[Dataset entries]

__________________________________________________

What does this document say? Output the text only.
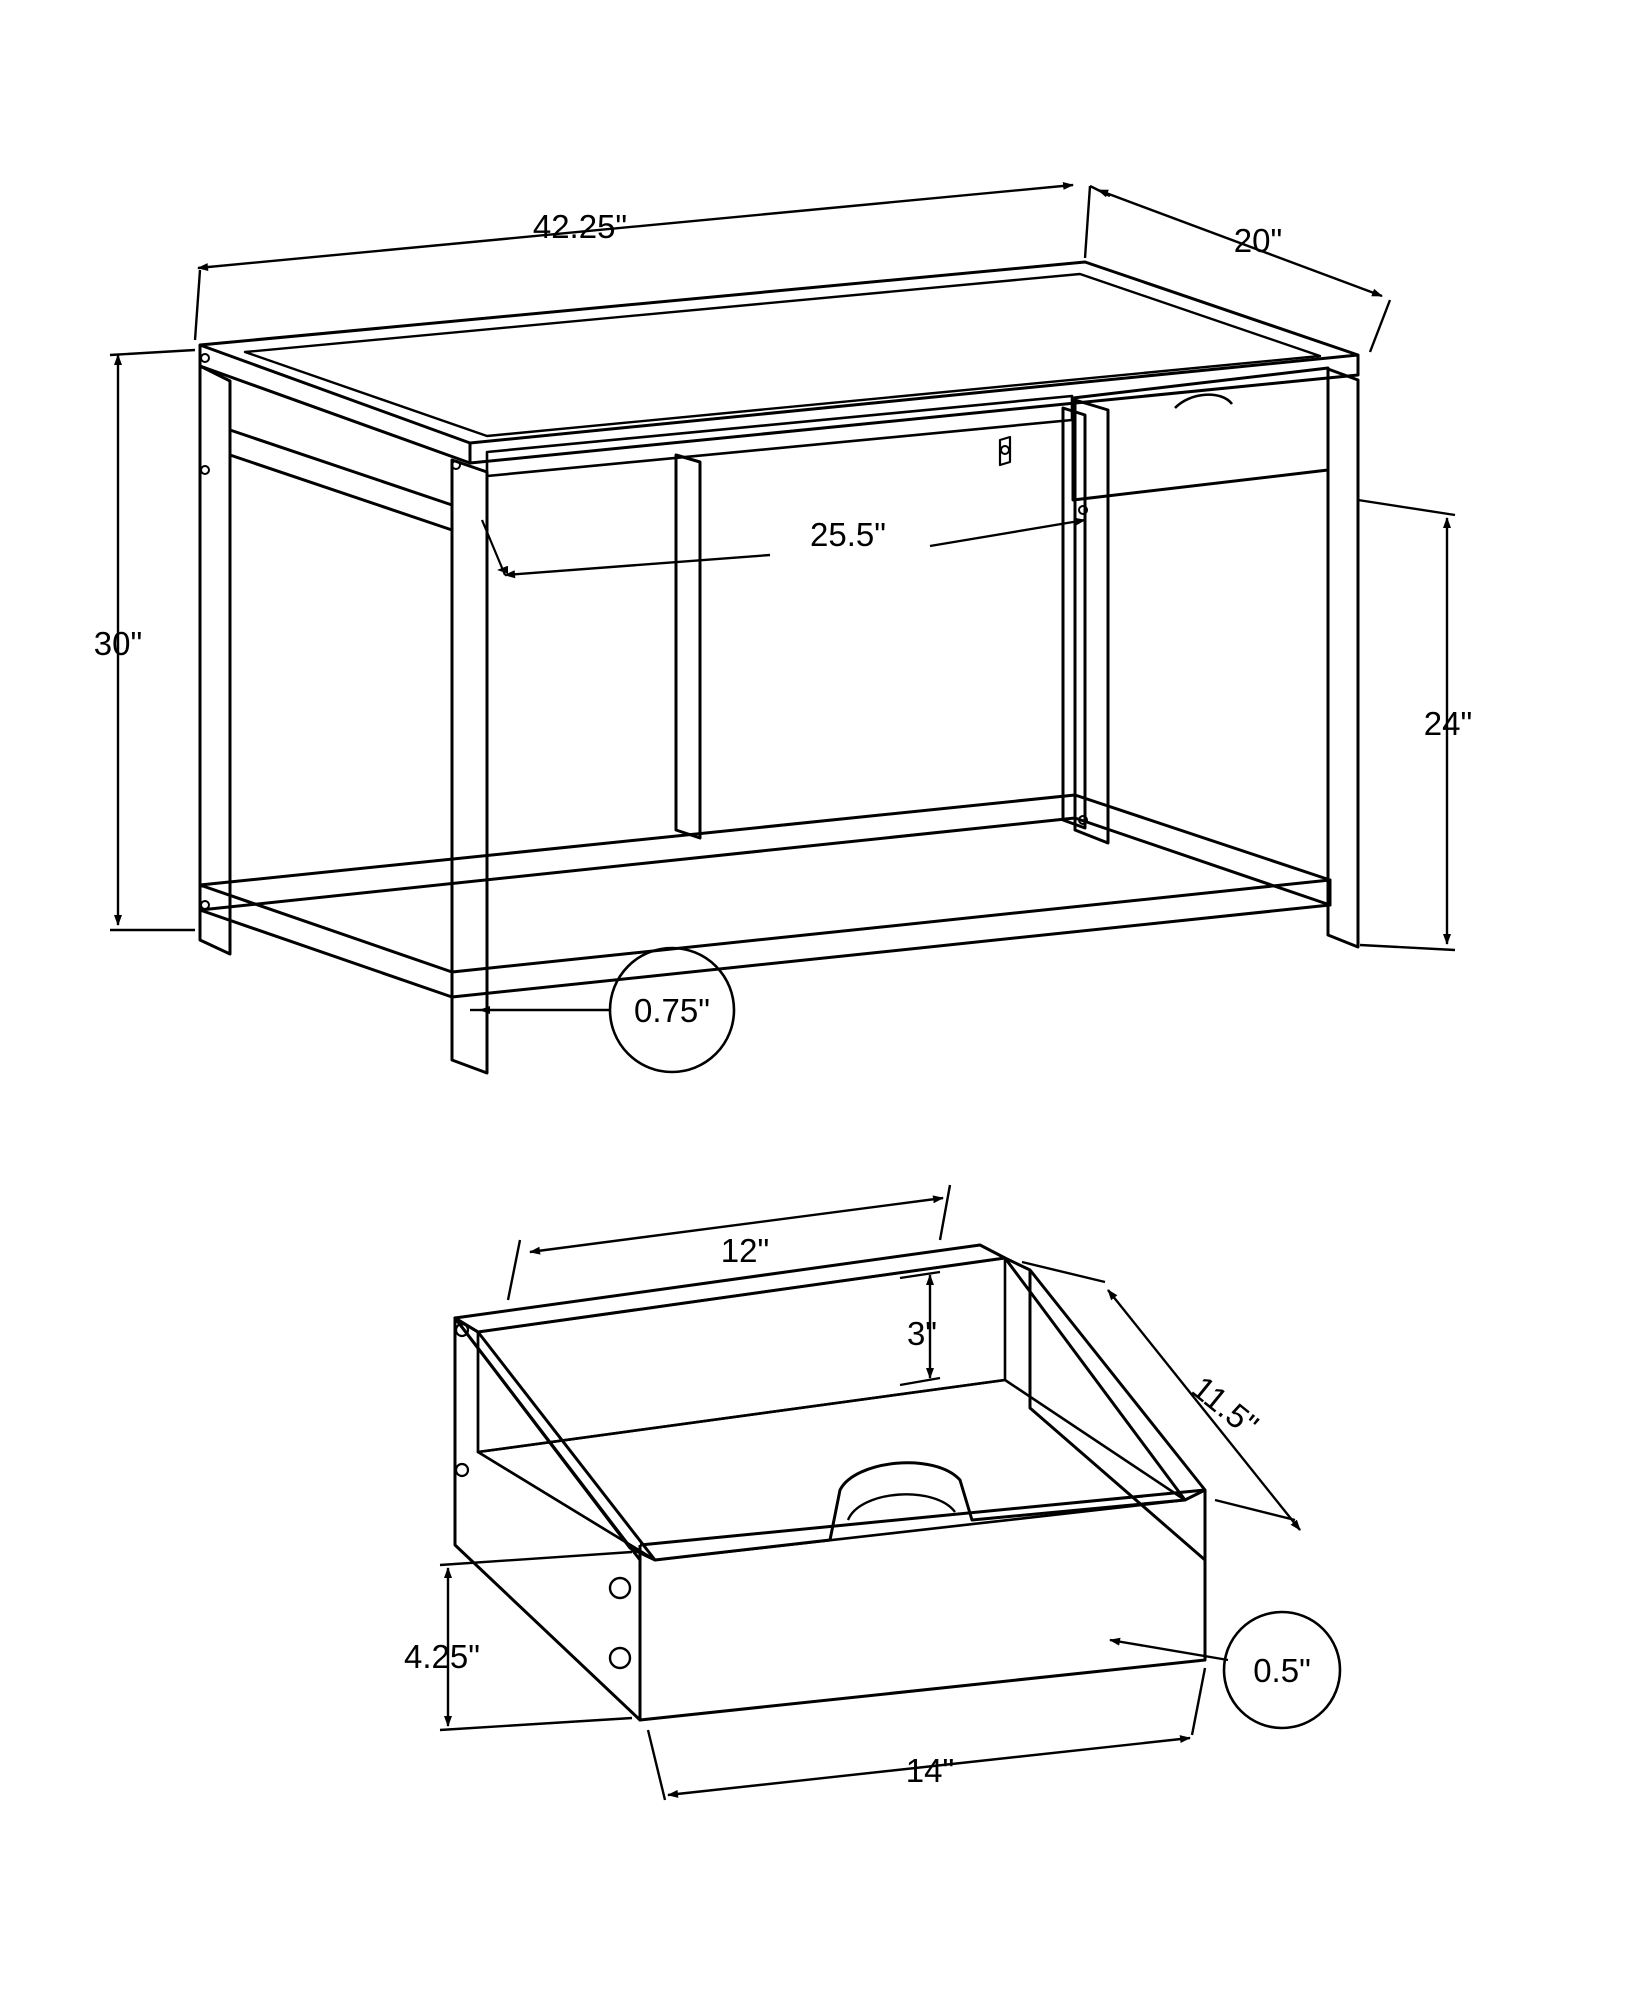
42.25"	20"
30"
25.5"
24"
0.75"
12"
3"
11.5"
4.25"
14"
0.5"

__________________________________________________

→ EXERCISE PROMPT:
Write the listing out a second time exactly, dropping all images.

→ TASK ANSWER:
What does this document say? Output the text only.
42.25"	20"
30"
25.5"
24"
0.75"
12"
3"
11.5"
4.25"
14"
0.5"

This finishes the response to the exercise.